Stored records
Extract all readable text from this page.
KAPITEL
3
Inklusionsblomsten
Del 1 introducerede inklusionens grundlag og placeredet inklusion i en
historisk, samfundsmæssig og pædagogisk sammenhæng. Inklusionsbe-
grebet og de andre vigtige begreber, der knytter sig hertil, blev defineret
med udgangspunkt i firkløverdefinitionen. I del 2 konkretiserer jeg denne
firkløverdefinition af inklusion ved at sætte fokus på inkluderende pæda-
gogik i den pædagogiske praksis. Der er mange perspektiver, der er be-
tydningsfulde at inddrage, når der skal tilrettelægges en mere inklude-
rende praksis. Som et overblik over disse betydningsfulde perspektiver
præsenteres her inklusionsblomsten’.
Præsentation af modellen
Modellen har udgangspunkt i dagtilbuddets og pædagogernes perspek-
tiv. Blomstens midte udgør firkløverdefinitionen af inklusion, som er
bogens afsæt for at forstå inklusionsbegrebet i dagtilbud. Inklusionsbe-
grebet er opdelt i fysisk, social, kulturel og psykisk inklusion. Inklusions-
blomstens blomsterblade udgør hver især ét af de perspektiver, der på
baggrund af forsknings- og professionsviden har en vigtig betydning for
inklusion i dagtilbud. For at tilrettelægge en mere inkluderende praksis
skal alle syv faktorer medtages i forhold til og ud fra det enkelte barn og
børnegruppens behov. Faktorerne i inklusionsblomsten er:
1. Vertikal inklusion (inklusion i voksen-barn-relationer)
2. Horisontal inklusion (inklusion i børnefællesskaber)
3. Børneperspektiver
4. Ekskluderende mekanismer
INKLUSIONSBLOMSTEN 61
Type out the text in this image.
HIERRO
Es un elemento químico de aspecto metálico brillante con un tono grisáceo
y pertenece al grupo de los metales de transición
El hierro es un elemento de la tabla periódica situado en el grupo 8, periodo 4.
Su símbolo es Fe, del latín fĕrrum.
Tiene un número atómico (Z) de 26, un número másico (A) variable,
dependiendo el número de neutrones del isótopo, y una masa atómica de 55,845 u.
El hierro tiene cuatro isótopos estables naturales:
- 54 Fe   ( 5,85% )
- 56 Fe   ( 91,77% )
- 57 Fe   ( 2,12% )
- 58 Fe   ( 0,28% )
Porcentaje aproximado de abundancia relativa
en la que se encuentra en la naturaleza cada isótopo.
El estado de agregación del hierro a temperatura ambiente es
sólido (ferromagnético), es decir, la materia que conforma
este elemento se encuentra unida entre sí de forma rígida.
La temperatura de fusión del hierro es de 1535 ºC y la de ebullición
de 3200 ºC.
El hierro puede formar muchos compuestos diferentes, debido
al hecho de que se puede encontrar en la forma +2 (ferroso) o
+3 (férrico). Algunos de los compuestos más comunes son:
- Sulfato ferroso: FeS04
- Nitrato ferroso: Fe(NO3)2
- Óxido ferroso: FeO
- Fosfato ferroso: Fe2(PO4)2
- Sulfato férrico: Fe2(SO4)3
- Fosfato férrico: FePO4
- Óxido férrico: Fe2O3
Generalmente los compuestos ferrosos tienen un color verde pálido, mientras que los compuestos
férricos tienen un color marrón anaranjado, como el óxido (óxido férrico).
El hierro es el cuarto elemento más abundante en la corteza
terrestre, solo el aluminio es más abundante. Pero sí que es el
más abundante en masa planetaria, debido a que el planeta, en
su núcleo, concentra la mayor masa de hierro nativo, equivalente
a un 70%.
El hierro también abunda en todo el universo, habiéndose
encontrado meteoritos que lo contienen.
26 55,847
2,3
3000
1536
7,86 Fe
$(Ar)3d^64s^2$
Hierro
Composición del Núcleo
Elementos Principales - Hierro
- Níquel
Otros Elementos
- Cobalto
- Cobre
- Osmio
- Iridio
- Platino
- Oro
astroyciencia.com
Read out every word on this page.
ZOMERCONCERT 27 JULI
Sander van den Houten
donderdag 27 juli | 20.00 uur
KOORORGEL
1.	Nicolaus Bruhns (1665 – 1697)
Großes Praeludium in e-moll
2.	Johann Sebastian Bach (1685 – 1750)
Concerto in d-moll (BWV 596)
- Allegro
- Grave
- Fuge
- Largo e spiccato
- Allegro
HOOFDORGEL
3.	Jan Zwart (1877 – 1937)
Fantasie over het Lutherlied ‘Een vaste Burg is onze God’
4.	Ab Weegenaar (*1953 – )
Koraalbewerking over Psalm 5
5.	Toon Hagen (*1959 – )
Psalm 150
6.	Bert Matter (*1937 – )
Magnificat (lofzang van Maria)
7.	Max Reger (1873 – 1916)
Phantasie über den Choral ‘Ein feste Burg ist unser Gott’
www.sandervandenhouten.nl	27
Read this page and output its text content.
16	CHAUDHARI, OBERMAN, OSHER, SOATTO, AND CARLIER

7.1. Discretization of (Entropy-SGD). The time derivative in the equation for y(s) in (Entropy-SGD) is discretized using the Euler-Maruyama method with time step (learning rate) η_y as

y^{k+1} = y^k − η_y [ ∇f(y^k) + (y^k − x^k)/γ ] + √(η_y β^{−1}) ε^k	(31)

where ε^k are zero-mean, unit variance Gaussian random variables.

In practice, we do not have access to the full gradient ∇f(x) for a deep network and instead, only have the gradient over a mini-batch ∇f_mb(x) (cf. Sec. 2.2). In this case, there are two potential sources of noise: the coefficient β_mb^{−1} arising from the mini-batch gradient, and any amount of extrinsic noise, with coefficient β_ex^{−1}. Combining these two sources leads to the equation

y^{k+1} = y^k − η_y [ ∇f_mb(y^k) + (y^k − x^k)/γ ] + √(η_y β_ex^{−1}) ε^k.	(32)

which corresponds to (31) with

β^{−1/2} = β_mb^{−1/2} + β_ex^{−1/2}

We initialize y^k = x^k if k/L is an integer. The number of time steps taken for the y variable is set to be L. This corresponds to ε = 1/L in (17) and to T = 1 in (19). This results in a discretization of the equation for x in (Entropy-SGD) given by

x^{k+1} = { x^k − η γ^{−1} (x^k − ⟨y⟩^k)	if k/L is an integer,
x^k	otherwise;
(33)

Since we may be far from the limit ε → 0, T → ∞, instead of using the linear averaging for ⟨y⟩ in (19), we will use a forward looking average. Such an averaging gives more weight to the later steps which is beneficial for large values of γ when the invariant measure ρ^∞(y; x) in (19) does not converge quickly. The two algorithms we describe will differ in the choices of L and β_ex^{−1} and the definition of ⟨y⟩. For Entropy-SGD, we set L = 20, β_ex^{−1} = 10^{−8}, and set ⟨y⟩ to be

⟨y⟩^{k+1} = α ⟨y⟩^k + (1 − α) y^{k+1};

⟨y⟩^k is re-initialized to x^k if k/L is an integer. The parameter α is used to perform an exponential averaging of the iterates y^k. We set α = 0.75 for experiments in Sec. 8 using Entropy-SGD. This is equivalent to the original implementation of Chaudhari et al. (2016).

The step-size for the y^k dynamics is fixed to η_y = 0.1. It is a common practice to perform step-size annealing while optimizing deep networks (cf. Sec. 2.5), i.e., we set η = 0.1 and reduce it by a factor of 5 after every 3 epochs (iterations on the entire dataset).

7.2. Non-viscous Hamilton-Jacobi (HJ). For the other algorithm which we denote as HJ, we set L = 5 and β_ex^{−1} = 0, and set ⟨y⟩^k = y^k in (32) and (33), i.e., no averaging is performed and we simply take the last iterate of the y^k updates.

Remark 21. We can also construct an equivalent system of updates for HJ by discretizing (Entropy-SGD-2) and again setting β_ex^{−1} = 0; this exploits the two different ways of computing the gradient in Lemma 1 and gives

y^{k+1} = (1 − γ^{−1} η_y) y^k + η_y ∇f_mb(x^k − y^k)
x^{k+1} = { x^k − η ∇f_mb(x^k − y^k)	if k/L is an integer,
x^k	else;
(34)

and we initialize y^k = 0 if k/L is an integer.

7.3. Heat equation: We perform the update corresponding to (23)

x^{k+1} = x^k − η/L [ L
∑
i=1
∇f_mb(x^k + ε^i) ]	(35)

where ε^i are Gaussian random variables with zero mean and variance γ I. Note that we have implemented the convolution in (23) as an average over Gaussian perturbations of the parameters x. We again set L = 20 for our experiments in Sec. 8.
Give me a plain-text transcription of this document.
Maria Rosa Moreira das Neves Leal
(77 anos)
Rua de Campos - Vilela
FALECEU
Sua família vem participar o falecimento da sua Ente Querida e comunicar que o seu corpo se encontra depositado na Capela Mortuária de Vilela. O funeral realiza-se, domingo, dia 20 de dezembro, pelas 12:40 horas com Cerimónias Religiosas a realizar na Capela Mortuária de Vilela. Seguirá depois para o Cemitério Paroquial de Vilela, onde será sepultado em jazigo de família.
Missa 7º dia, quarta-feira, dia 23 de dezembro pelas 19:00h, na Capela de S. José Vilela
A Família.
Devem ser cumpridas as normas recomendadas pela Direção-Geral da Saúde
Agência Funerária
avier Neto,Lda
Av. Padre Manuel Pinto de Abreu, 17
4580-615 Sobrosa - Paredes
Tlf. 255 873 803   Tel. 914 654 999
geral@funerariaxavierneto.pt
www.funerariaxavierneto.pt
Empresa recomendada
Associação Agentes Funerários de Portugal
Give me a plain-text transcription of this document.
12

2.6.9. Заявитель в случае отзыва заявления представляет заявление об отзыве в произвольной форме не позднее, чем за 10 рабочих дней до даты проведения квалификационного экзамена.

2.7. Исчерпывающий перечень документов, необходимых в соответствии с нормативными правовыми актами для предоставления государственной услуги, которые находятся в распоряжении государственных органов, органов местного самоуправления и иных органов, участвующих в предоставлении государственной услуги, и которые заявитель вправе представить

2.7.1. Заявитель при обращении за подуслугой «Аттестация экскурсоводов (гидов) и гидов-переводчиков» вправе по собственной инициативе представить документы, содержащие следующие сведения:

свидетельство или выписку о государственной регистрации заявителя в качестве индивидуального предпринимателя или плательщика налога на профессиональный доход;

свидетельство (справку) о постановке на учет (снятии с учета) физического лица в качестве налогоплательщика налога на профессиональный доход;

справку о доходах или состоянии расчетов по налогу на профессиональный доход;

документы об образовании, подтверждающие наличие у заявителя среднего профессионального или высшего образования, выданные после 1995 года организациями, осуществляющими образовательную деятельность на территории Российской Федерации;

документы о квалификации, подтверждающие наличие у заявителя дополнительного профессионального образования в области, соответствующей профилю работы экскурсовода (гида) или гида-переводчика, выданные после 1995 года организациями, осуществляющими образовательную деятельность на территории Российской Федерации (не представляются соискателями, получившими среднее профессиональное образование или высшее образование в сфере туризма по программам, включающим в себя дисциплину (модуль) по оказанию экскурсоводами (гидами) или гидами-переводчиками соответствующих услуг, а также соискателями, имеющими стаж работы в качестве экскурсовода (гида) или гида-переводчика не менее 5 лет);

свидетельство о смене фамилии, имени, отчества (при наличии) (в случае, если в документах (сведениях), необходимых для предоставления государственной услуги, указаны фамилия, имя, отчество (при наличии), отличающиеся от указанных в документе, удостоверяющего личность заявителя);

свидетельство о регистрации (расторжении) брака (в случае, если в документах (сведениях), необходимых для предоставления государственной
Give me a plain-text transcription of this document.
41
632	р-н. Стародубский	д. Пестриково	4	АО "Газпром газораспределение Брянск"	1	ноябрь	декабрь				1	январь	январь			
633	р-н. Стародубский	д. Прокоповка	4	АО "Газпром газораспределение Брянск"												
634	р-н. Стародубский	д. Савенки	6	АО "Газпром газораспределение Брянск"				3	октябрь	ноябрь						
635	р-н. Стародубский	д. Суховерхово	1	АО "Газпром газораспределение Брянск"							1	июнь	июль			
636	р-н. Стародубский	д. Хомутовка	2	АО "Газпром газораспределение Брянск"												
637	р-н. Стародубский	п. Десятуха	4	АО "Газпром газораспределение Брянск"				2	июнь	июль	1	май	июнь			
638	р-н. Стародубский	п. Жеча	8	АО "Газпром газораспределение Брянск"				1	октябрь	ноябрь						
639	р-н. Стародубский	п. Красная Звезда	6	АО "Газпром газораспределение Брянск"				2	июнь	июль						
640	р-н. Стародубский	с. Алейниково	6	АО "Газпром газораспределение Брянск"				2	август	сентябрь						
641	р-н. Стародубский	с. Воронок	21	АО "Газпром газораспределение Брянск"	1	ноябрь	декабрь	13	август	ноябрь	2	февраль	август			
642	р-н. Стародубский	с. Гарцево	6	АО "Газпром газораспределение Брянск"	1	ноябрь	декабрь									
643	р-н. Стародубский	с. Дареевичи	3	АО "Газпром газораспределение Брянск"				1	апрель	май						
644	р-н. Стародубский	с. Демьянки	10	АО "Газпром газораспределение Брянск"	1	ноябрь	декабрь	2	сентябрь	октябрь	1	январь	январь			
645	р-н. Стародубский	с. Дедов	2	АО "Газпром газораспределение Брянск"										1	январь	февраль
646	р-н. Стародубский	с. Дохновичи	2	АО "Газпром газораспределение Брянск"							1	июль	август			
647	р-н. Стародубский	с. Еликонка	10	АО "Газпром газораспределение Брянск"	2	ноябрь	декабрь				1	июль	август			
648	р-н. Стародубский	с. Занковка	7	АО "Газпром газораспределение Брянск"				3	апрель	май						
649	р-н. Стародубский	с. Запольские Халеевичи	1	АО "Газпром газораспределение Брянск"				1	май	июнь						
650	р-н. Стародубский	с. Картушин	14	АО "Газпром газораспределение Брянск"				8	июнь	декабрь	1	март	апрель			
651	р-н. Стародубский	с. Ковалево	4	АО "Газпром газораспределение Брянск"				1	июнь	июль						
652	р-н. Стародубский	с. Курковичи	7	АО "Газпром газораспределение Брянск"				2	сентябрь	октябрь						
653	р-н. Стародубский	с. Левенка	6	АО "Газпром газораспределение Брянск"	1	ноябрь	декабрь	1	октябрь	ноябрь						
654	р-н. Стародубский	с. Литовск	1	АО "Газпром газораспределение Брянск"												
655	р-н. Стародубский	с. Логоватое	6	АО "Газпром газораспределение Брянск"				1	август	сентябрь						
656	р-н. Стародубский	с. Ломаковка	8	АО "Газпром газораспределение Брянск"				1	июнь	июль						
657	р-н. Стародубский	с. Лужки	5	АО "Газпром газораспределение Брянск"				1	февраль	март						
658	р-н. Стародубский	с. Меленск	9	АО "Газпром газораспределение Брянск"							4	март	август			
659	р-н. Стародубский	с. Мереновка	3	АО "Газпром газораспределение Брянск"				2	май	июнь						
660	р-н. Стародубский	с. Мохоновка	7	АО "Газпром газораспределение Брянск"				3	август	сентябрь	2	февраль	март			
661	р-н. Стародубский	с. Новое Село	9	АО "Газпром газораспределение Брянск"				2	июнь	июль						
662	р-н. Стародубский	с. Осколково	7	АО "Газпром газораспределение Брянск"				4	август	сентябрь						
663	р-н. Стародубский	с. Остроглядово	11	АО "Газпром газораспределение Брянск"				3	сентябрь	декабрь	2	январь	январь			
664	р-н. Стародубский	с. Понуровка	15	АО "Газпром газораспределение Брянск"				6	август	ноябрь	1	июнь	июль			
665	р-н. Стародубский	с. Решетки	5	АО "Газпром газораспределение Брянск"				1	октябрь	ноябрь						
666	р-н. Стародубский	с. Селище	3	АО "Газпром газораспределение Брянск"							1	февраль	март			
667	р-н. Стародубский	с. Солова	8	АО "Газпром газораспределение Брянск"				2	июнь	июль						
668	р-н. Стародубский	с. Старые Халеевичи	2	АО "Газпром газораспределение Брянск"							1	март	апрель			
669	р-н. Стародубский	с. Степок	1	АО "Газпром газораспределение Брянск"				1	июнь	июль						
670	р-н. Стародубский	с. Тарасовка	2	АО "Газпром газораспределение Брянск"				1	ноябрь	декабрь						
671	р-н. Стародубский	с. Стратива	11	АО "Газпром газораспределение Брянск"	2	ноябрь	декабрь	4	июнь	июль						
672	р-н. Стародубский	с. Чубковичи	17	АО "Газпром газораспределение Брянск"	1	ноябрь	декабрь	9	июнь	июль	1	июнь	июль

Task directions ::
Report how many lines include the word "random". Give nothing but the number.

Exercise output ::
2